▶ [What is asked]:
Reproduce the data verbatim from its first line through the line containing "label-key bbox=[756, 73, 764, 81]", both included.
··········
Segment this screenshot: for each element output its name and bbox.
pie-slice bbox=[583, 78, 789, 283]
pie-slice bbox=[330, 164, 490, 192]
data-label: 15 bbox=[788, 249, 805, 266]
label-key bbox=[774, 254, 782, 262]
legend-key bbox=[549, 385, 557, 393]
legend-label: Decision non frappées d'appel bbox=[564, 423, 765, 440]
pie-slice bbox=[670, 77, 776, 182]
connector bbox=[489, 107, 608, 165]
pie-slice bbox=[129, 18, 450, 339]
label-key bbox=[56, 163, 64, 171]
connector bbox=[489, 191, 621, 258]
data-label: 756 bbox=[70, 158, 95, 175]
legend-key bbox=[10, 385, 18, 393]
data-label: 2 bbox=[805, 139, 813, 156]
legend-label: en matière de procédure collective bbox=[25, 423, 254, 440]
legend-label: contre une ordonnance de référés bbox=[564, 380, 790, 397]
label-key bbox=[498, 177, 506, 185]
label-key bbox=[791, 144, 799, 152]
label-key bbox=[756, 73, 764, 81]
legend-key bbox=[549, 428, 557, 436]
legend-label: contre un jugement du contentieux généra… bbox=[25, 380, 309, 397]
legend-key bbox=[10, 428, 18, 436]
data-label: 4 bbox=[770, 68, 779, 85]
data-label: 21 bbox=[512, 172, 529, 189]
··········
▶ [Result of this task]:
Segment this screenshot: for each element output its name and bbox.
pie-slice bbox=[583, 78, 789, 283]
pie-slice bbox=[330, 164, 490, 192]
data-label: 15 bbox=[788, 249, 805, 266]
label-key bbox=[774, 254, 782, 262]
legend-key bbox=[549, 385, 557, 393]
legend-label: Decision non frappées d'appel bbox=[564, 423, 765, 440]
pie-slice bbox=[670, 77, 776, 182]
connector bbox=[489, 107, 608, 165]
pie-slice bbox=[129, 18, 450, 339]
label-key bbox=[56, 163, 64, 171]
connector bbox=[489, 191, 621, 258]
data-label: 756 bbox=[70, 158, 95, 175]
legend-key bbox=[10, 385, 18, 393]
data-label: 2 bbox=[805, 139, 813, 156]
legend-label: en matière de procédure collective bbox=[25, 423, 254, 440]
legend-label: contre une ordonnance de référés bbox=[564, 380, 790, 397]
label-key bbox=[498, 177, 506, 185]
label-key bbox=[791, 144, 799, 152]
label-key bbox=[756, 73, 764, 81]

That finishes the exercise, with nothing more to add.